Repeat the listing below in full, exactly as it stands.

— DATA FOR PROCESSING —
========================================
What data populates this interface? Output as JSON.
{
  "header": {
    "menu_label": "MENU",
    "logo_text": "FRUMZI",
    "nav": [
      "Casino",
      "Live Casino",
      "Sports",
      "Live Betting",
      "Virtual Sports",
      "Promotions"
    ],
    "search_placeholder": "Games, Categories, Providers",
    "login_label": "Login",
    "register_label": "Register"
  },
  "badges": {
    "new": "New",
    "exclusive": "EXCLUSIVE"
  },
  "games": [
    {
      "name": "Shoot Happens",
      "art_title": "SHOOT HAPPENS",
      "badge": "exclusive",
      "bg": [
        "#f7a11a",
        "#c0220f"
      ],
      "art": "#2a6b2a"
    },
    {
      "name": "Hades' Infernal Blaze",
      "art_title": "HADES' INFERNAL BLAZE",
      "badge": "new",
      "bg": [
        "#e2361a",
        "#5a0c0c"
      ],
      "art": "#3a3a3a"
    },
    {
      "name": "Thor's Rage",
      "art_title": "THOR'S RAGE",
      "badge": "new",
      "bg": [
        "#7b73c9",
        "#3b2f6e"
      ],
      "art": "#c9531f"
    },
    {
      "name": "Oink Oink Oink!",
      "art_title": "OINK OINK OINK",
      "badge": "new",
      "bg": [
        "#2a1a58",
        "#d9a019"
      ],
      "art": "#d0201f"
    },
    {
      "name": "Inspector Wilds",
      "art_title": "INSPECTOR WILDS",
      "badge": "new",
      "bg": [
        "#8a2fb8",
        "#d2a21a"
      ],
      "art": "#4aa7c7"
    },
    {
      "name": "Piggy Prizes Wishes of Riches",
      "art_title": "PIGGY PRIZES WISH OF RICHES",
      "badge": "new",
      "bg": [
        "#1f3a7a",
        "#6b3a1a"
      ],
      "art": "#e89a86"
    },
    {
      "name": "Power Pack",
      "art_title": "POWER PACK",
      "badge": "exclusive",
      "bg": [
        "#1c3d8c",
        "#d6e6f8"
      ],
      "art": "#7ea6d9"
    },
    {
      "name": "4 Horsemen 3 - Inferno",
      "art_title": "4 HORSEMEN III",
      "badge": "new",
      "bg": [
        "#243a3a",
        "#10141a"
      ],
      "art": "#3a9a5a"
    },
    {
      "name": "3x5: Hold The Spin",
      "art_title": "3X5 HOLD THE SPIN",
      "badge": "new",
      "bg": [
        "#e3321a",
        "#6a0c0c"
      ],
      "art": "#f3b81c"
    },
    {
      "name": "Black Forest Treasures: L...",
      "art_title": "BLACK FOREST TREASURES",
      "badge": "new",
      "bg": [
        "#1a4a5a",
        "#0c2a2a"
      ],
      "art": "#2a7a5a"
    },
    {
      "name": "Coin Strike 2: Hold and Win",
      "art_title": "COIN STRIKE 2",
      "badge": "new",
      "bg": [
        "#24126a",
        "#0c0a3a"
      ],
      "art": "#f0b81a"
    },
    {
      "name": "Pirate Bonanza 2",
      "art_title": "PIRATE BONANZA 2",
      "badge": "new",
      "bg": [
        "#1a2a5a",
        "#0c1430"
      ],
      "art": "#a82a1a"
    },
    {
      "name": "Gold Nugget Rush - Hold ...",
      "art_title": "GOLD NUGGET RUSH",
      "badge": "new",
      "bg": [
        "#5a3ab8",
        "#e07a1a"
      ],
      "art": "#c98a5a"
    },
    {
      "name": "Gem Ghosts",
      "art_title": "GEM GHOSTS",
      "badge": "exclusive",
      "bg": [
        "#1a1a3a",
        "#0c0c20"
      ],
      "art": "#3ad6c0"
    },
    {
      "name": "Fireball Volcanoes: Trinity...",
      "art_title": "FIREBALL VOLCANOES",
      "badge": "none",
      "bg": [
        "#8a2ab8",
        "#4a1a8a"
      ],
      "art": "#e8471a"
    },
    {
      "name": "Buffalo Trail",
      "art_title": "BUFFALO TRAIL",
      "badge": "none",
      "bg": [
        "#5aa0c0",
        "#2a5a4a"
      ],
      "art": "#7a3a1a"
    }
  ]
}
========================================
— WRITTEN ANSWER —
What data populates this interface? Output as JSON.
{
  "header": {
    "menu_label": "MENU",
    "logo_text": "FRUMZI",
    "nav": [
      "Casino",
      "Live Casino",
      "Sports",
      "Live Betting",
      "Virtual Sports",
      "Promotions"
    ],
    "search_placeholder": "Games, Categories, Providers",
    "login_label": "Login",
    "register_label": "Register"
  },
  "badges": {
    "new": "New",
    "exclusive": "EXCLUSIVE"
  },
  "games": [
    {
      "name": "Shoot Happens",
      "art_title": "SHOOT HAPPENS",
      "badge": "exclusive",
      "bg": [
        "#f7a11a",
        "#c0220f"
      ],
      "art": "#2a6b2a"
    },
    {
      "name": "Hades' Infernal Blaze",
      "art_title": "HADES' INFERNAL BLAZE",
      "badge": "new",
      "bg": [
        "#e2361a",
        "#5a0c0c"
      ],
      "art": "#3a3a3a"
    },
    {
      "name": "Thor's Rage",
      "art_title": "THOR'S RAGE",
      "badge": "new",
      "bg": [
        "#7b73c9",
        "#3b2f6e"
      ],
      "art": "#c9531f"
    },
    {
      "name": "Oink Oink Oink!",
      "art_title": "OINK OINK OINK",
      "badge": "new",
      "bg": [
        "#2a1a58",
        "#d9a019"
      ],
      "art": "#d0201f"
    },
    {
      "name": "Inspector Wilds",
      "art_title": "INSPECTOR WILDS",
      "badge": "new",
      "bg": [
        "#8a2fb8",
        "#d2a21a"
      ],
      "art": "#4aa7c7"
    },
    {
      "name": "Piggy Prizes Wishes of Riches",
      "art_title": "PIGGY PRIZES WISH OF RICHES",
      "badge": "new",
      "bg": [
        "#1f3a7a",
        "#6b3a1a"
      ],
      "art": "#e89a86"
    },
    {
      "name": "Power Pack",
      "art_title": "POWER PACK",
      "badge": "exclusive",
      "bg": [
        "#1c3d8c",
        "#d6e6f8"
      ],
      "art": "#7ea6d9"
    },
    {
      "name": "4 Horsemen 3 - Inferno",
      "art_title": "4 HORSEMEN III",
      "badge": "new",
      "bg": [
        "#243a3a",
        "#10141a"
      ],
      "art": "#3a9a5a"
    },
    {
      "name": "3x5: Hold The Spin",
      "art_title": "3X5 HOLD THE SPIN",
      "badge": "new",
      "bg": [
        "#e3321a",
        "#6a0c0c"
      ],
      "art": "#f3b81c"
    },
    {
      "name": "Black Forest Treasures: L...",
      "art_title": "BLACK FOREST TREASURES",
      "badge": "new",
      "bg": [
        "#1a4a5a",
        "#0c2a2a"
      ],
      "art": "#2a7a5a"
    },
    {
      "name": "Coin Strike 2: Hold and Win",
      "art_title": "COIN STRIKE 2",
      "badge": "new",
      "bg": [
        "#24126a",
        "#0c0a3a"
      ],
      "art": "#f0b81a"
    },
    {
      "name": "Pirate Bonanza 2",
      "art_title": "PIRATE BONANZA 2",
      "badge": "new",
      "bg": [
        "#1a2a5a",
        "#0c1430"
      ],
      "art": "#a82a1a"
    },
    {
      "name": "Gold Nugget Rush - Hold ...",
      "art_title": "GOLD NUGGET RUSH",
      "badge": "new",
      "bg": [
        "#5a3ab8",
        "#e07a1a"
      ],
      "art": "#c98a5a"
    },
    {
      "name": "Gem Ghosts",
      "art_title": "GEM GHOSTS",
      "badge": "exclusive",
      "bg": [
        "#1a1a3a",
        "#0c0c20"
      ],
      "art": "#3ad6c0"
    },
    {
      "name": "Fireball Volcanoes: Trinity...",
      "art_title": "FIREBALL VOLCANOES",
      "badge": "none",
      "bg": [
        "#8a2ab8",
        "#4a1a8a"
      ],
      "art": "#e8471a"
    },
    {
      "name": "Buffalo Trail",
      "art_title": "BUFFALO TRAIL",
      "badge": "none",
      "bg": [
        "#5aa0c0",
        "#2a5a4a"
      ],
      "art": "#7a3a1a"
    }
  ]
}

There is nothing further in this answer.